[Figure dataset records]
● ● ● ●

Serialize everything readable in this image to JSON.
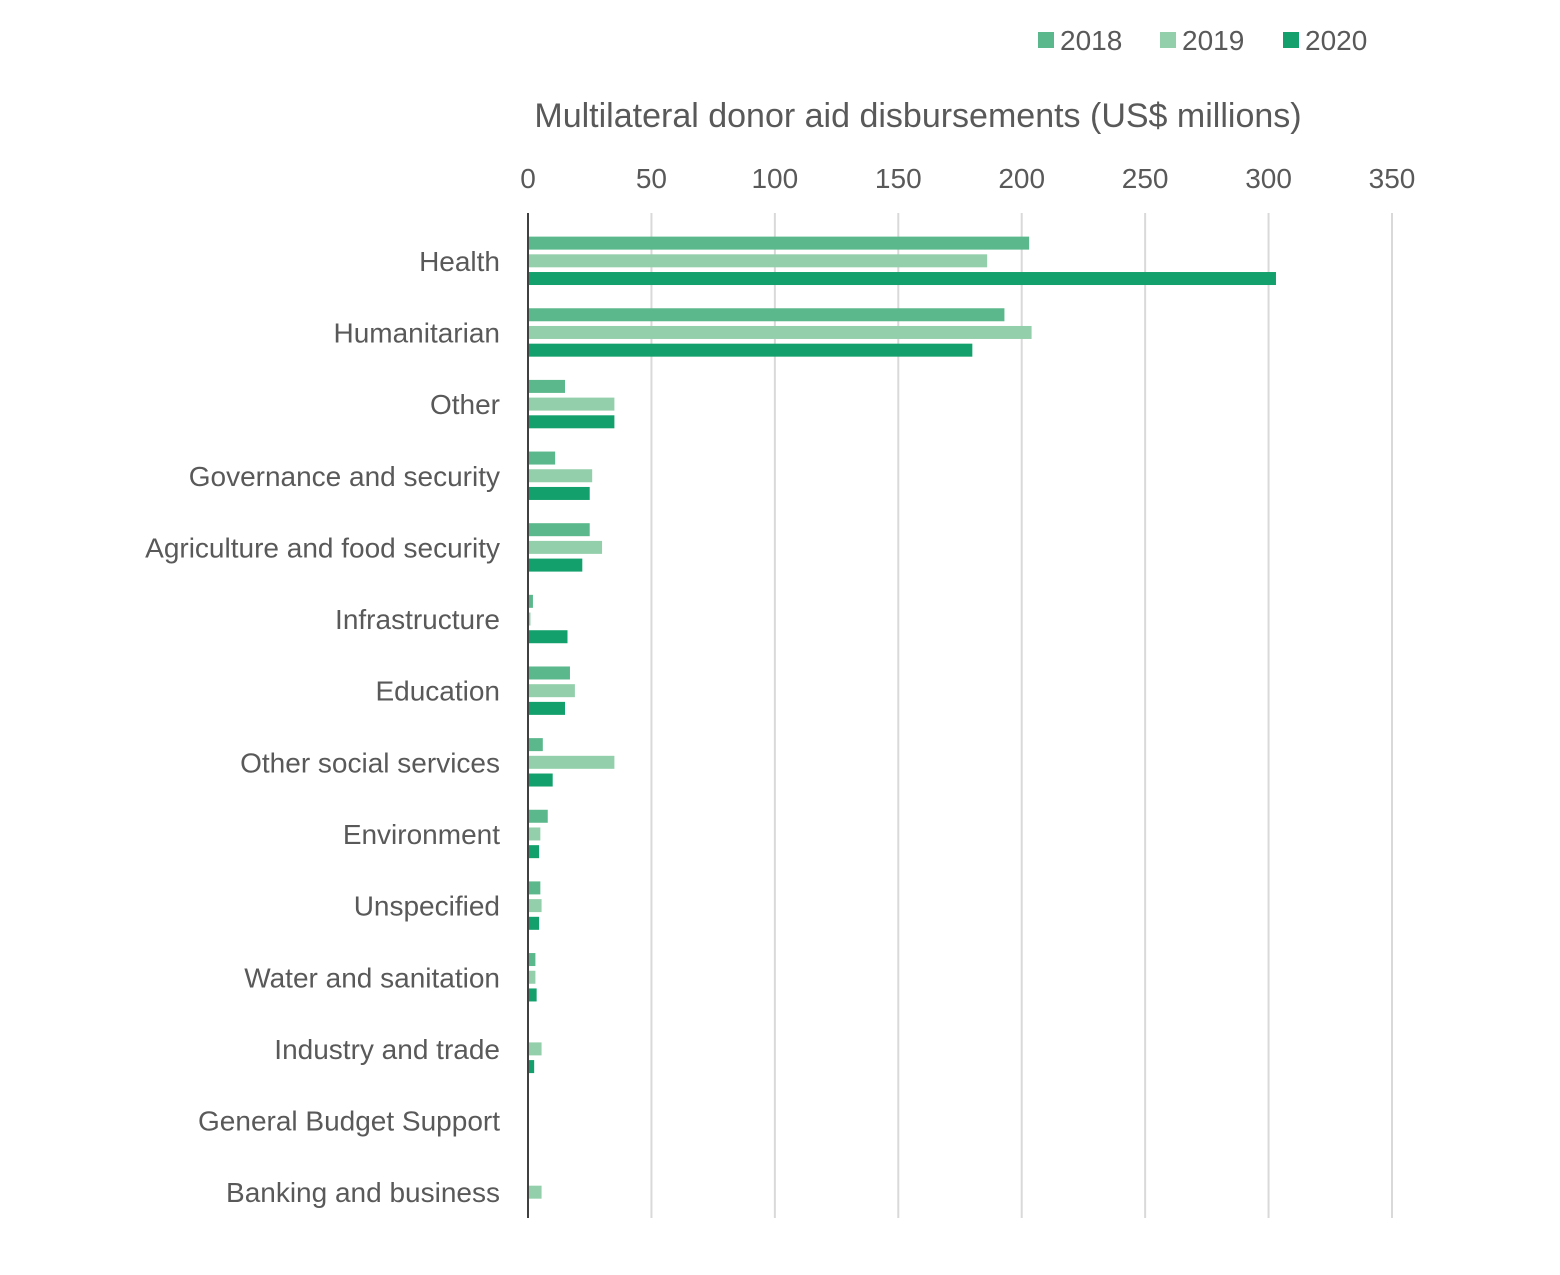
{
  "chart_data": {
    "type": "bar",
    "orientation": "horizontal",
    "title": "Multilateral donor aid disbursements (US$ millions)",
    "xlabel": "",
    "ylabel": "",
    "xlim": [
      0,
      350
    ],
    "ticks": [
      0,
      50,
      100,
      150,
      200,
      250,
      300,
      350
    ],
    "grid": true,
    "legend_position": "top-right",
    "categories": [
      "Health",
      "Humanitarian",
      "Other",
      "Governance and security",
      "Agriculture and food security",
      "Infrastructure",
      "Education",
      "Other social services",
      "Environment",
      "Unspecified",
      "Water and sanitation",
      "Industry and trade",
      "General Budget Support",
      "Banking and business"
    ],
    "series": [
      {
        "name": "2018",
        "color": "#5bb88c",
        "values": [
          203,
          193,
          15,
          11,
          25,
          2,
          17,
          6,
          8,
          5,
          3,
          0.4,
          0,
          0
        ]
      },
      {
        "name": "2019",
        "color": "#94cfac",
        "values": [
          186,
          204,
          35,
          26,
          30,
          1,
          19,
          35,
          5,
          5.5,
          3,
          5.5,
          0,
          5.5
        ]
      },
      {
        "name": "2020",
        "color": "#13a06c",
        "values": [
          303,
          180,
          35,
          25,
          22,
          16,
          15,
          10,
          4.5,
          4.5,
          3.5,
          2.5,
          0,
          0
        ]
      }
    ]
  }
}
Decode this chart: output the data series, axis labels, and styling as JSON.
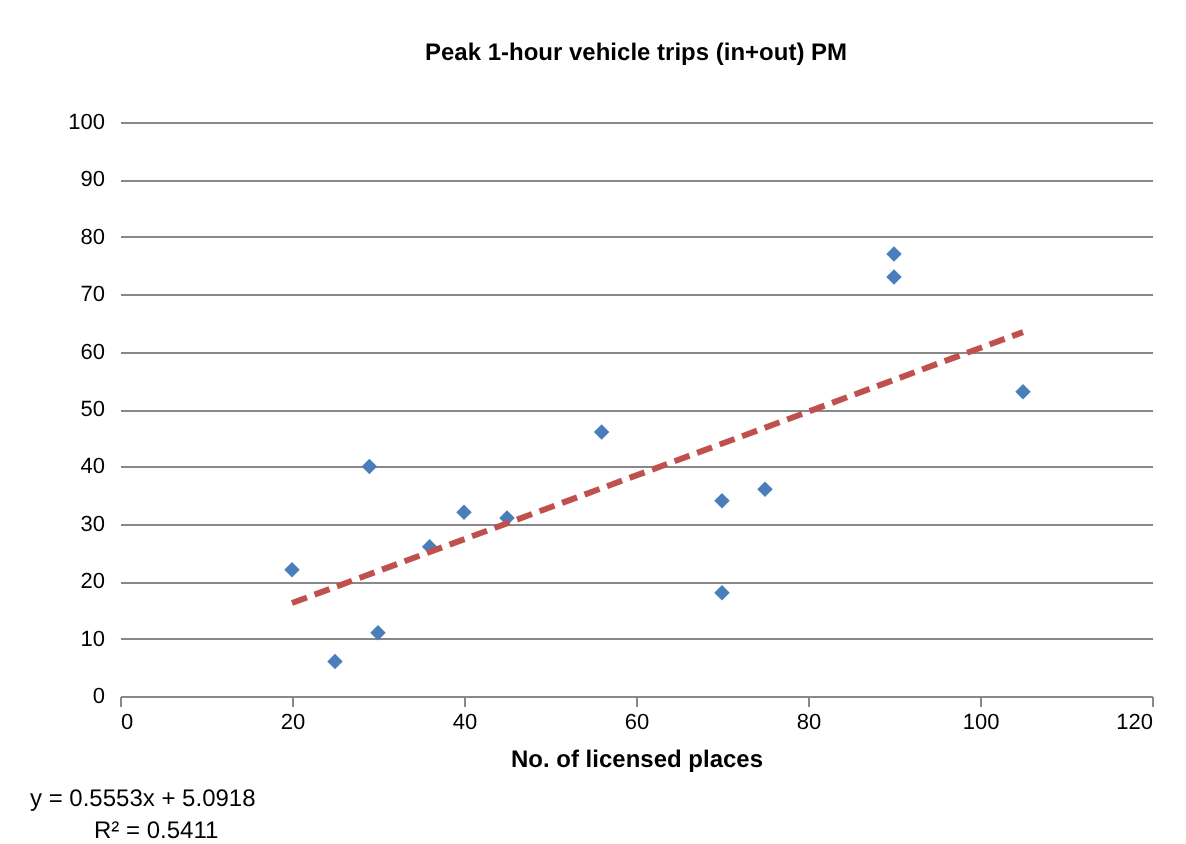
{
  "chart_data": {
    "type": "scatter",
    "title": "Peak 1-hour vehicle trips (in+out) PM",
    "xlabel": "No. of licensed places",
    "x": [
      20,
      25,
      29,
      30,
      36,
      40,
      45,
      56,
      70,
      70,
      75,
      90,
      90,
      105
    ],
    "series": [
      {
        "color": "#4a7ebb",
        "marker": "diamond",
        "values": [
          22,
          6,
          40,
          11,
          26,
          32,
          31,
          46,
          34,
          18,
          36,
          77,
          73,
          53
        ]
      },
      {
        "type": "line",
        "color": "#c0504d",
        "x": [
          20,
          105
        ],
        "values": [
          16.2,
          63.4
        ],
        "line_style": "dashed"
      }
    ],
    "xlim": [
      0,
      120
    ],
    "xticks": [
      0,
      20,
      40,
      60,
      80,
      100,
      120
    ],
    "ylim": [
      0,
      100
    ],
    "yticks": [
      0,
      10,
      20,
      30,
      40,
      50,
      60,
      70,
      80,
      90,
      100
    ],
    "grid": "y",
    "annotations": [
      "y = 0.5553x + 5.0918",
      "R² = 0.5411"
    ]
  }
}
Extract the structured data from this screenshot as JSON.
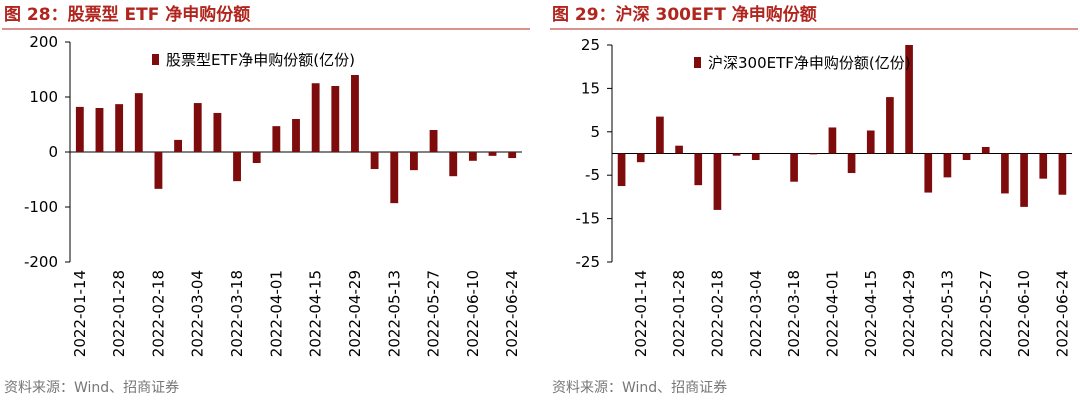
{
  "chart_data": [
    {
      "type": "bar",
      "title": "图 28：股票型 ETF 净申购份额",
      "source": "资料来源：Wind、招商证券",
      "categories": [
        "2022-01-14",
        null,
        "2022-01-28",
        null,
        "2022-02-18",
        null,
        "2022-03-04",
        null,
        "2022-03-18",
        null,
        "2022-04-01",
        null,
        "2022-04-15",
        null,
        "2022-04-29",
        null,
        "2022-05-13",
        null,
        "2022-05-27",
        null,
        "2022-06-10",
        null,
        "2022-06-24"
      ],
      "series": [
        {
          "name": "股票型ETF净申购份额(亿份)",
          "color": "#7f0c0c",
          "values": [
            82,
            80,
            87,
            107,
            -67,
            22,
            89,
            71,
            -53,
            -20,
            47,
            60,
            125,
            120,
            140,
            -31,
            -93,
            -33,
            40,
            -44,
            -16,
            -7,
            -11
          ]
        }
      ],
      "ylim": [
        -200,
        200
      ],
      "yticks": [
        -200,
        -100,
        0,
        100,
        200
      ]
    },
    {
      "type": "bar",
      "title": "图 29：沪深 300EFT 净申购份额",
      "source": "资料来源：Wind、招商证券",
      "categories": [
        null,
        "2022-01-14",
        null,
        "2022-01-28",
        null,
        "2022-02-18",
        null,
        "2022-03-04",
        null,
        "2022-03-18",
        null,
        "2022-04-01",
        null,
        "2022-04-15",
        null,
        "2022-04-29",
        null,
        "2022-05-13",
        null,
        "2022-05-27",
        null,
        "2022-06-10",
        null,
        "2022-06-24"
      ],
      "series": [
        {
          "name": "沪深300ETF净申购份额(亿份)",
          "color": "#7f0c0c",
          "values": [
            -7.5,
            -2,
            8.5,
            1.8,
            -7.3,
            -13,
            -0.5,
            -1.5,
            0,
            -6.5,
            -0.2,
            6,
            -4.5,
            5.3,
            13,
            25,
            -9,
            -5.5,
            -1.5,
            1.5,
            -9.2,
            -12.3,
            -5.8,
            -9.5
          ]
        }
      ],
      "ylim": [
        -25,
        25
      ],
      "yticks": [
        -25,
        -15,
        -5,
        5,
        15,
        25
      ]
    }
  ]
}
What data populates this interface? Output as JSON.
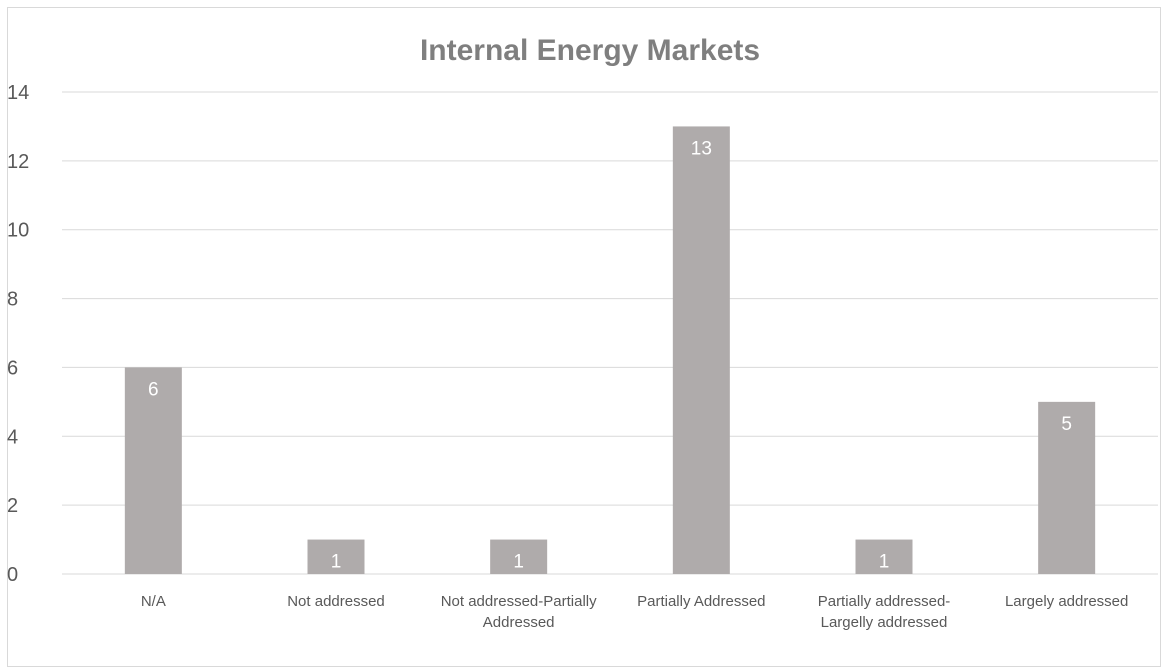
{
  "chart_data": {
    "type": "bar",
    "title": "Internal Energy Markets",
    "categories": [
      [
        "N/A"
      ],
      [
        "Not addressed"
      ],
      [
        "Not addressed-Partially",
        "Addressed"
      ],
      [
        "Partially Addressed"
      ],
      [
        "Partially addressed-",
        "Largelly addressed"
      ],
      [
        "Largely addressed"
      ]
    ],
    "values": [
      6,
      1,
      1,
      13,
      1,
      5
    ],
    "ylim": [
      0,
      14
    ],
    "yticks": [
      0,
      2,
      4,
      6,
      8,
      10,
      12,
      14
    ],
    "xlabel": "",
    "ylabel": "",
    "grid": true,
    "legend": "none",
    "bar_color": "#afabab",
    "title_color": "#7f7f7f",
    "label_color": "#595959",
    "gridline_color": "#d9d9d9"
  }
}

● ● ● ●

> [YOUR TASK]: Reproduce all of the entries word for word, skipping any pictures they hold.

> [OUTPUT BELOW]:
Serialize everything readable in this image to JSON.
{
  "chart_data": {
    "type": "bar",
    "orientation": "horizontal",
    "title": "Multilateral donor aid disbursements (US$ millions)",
    "xlabel": "",
    "ylabel": "",
    "xlim": [
      0,
      350
    ],
    "ticks": [
      0,
      50,
      100,
      150,
      200,
      250,
      300,
      350
    ],
    "grid": true,
    "legend_position": "top-right",
    "categories": [
      "Health",
      "Humanitarian",
      "Other",
      "Governance and security",
      "Agriculture and food security",
      "Infrastructure",
      "Education",
      "Other social services",
      "Environment",
      "Unspecified",
      "Water and sanitation",
      "Industry and trade",
      "General Budget Support",
      "Banking and business"
    ],
    "series": [
      {
        "name": "2018",
        "color": "#5bb88c",
        "values": [
          203,
          193,
          15,
          11,
          25,
          2,
          17,
          6,
          8,
          5,
          3,
          0.4,
          0,
          0
        ]
      },
      {
        "name": "2019",
        "color": "#94cfac",
        "values": [
          186,
          204,
          35,
          26,
          30,
          1,
          19,
          35,
          5,
          5.5,
          3,
          5.5,
          0,
          5.5
        ]
      },
      {
        "name": "2020",
        "color": "#13a06c",
        "values": [
          303,
          180,
          35,
          25,
          22,
          16,
          15,
          10,
          4.5,
          4.5,
          3.5,
          2.5,
          0,
          0
        ]
      }
    ]
  }
}
Decode this chart: output the data series, axis labels, and styling as JSON.
{
  "chart_data": {
    "type": "scatter",
    "title": "Peak 1-hour vehicle trips (in+out) PM",
    "xlabel": "No. of licensed places",
    "x": [
      20,
      25,
      29,
      30,
      36,
      40,
      45,
      56,
      70,
      70,
      75,
      90,
      90,
      105
    ],
    "series": [
      {
        "color": "#4a7ebb",
        "marker": "diamond",
        "values": [
          22,
          6,
          40,
          11,
          26,
          32,
          31,
          46,
          34,
          18,
          36,
          77,
          73,
          53
        ]
      },
      {
        "type": "line",
        "color": "#c0504d",
        "x": [
          20,
          105
        ],
        "values": [
          16.2,
          63.4
        ],
        "line_style": "dashed"
      }
    ],
    "xlim": [
      0,
      120
    ],
    "xticks": [
      0,
      20,
      40,
      60,
      80,
      100,
      120
    ],
    "ylim": [
      0,
      100
    ],
    "yticks": [
      0,
      10,
      20,
      30,
      40,
      50,
      60,
      70,
      80,
      90,
      100
    ],
    "grid": "y",
    "annotations": [
      "y = 0.5553x + 5.0918",
      "R² = 0.5411"
    ]
  }
}
Extract the structured data from this screenshot as JSON.
{
  "chart_data": [
    {
      "type": "bar",
      "title": "图 28：股票型 ETF 净申购份额",
      "source": "资料来源：Wind、招商证券",
      "categories": [
        "2022-01-14",
        null,
        "2022-01-28",
        null,
        "2022-02-18",
        null,
        "2022-03-04",
        null,
        "2022-03-18",
        null,
        "2022-04-01",
        null,
        "2022-04-15",
        null,
        "2022-04-29",
        null,
        "2022-05-13",
        null,
        "2022-05-27",
        null,
        "2022-06-10",
        null,
        "2022-06-24"
      ],
      "series": [
        {
          "name": "股票型ETF净申购份额(亿份)",
          "color": "#7f0c0c",
          "values": [
            82,
            80,
            87,
            107,
            -67,
            22,
            89,
            71,
            -53,
            -20,
            47,
            60,
            125,
            120,
            140,
            -31,
            -93,
            -33,
            40,
            -44,
            -16,
            -7,
            -11
          ]
        }
      ],
      "ylim": [
        -200,
        200
      ],
      "yticks": [
        -200,
        -100,
        0,
        100,
        200
      ]
    },
    {
      "type": "bar",
      "title": "图 29：沪深 300EFT 净申购份额",
      "source": "资料来源：Wind、招商证券",
      "categories": [
        null,
        "2022-01-14",
        null,
        "2022-01-28",
        null,
        "2022-02-18",
        null,
        "2022-03-04",
        null,
        "2022-03-18",
        null,
        "2022-04-01",
        null,
        "2022-04-15",
        null,
        "2022-04-29",
        null,
        "2022-05-13",
        null,
        "2022-05-27",
        null,
        "2022-06-10",
        null,
        "2022-06-24"
      ],
      "series": [
        {
          "name": "沪深300ETF净申购份额(亿份)",
          "color": "#7f0c0c",
          "values": [
            -7.5,
            -2,
            8.5,
            1.8,
            -7.3,
            -13,
            -0.5,
            -1.5,
            0,
            -6.5,
            -0.2,
            6,
            -4.5,
            5.3,
            13,
            25,
            -9,
            -5.5,
            -1.5,
            1.5,
            -9.2,
            -12.3,
            -5.8,
            -9.5
          ]
        }
      ],
      "ylim": [
        -25,
        25
      ],
      "yticks": [
        -25,
        -15,
        -5,
        5,
        15,
        25
      ]
    }
  ]
}
What data populates this interface? Output as JSON.
{
  "chart_data": {
    "type": "bar",
    "title": "Internal Energy Markets",
    "categories": [
      [
        "N/A"
      ],
      [
        "Not addressed"
      ],
      [
        "Not addressed-Partially",
        "Addressed"
      ],
      [
        "Partially Addressed"
      ],
      [
        "Partially addressed-",
        "Largelly addressed"
      ],
      [
        "Largely addressed"
      ]
    ],
    "values": [
      6,
      1,
      1,
      13,
      1,
      5
    ],
    "ylim": [
      0,
      14
    ],
    "yticks": [
      0,
      2,
      4,
      6,
      8,
      10,
      12,
      14
    ],
    "xlabel": "",
    "ylabel": "",
    "grid": true,
    "legend": "none",
    "bar_color": "#afabab",
    "title_color": "#7f7f7f",
    "label_color": "#595959",
    "gridline_color": "#d9d9d9"
  }
}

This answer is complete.